**GIVEN RECORDS:**
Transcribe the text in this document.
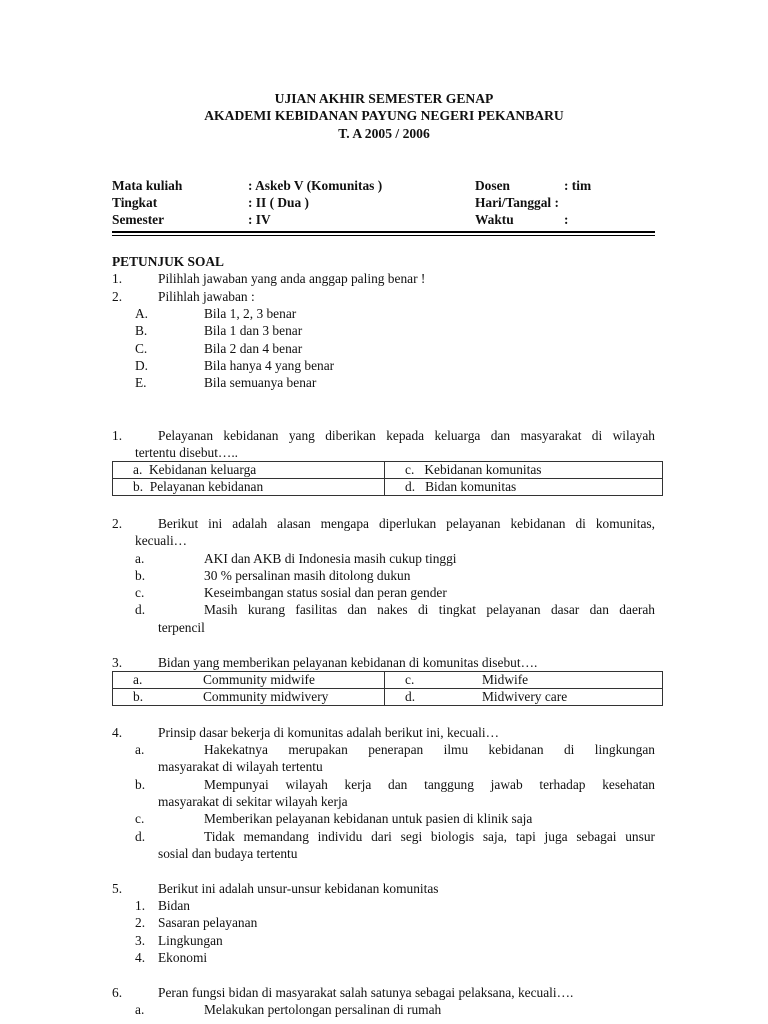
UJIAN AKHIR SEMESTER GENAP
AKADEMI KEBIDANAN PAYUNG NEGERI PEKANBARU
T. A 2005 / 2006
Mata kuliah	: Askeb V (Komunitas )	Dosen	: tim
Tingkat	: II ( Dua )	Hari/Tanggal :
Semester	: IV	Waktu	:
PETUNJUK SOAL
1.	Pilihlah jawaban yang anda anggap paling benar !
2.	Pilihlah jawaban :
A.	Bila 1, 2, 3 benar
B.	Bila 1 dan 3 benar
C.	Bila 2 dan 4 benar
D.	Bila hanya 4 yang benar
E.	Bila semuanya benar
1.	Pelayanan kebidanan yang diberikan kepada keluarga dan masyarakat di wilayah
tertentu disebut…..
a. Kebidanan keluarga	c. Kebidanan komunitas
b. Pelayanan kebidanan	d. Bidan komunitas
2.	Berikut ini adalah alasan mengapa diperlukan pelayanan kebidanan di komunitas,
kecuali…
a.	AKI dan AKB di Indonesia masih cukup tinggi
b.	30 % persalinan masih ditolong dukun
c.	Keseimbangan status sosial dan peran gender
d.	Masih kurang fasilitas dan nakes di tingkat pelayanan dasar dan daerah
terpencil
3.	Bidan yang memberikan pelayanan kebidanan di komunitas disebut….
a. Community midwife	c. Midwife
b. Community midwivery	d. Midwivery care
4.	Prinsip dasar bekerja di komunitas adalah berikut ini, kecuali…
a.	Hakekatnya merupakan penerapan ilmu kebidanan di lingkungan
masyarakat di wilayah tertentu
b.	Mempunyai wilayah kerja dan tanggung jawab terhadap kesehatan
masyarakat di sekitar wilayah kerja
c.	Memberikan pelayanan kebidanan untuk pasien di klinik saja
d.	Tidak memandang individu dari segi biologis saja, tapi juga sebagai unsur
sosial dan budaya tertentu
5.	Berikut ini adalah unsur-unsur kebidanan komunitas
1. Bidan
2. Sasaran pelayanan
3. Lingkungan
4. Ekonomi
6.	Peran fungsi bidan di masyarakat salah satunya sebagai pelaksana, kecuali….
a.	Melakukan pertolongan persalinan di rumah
==
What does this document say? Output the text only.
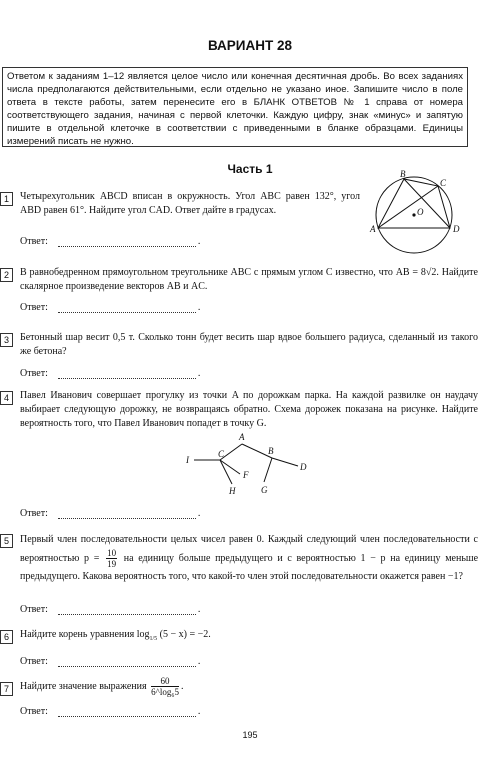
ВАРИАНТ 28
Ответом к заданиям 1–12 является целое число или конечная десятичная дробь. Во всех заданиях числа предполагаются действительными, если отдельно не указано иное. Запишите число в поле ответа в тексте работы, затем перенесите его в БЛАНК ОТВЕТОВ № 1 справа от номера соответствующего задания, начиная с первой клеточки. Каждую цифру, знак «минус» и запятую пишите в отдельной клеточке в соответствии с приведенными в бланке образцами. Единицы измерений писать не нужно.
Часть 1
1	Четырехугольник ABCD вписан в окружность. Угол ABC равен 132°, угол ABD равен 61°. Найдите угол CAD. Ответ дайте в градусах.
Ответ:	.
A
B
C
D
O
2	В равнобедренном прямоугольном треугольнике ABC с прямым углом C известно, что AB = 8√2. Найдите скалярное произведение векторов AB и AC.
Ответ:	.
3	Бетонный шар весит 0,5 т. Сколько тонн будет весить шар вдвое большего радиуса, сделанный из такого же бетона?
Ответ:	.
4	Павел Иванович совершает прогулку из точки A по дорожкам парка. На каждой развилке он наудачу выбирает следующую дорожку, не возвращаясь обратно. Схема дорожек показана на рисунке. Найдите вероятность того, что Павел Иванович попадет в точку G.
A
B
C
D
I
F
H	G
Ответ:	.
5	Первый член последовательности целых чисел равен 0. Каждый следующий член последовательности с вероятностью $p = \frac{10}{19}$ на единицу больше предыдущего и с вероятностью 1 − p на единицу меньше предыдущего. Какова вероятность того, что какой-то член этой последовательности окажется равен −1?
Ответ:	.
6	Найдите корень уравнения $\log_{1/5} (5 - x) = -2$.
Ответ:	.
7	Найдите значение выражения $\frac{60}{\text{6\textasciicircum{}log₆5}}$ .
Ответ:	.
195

**AIM:** Pull out every line containing "text".

**RESULT OF THIS EXERCISE:**
Transcribe the text in this document.
What does this document say? Output the text only.
7	Найдите значение выражения $\frac{60}{\text{6\textasciicircum{}log₆5}}$ .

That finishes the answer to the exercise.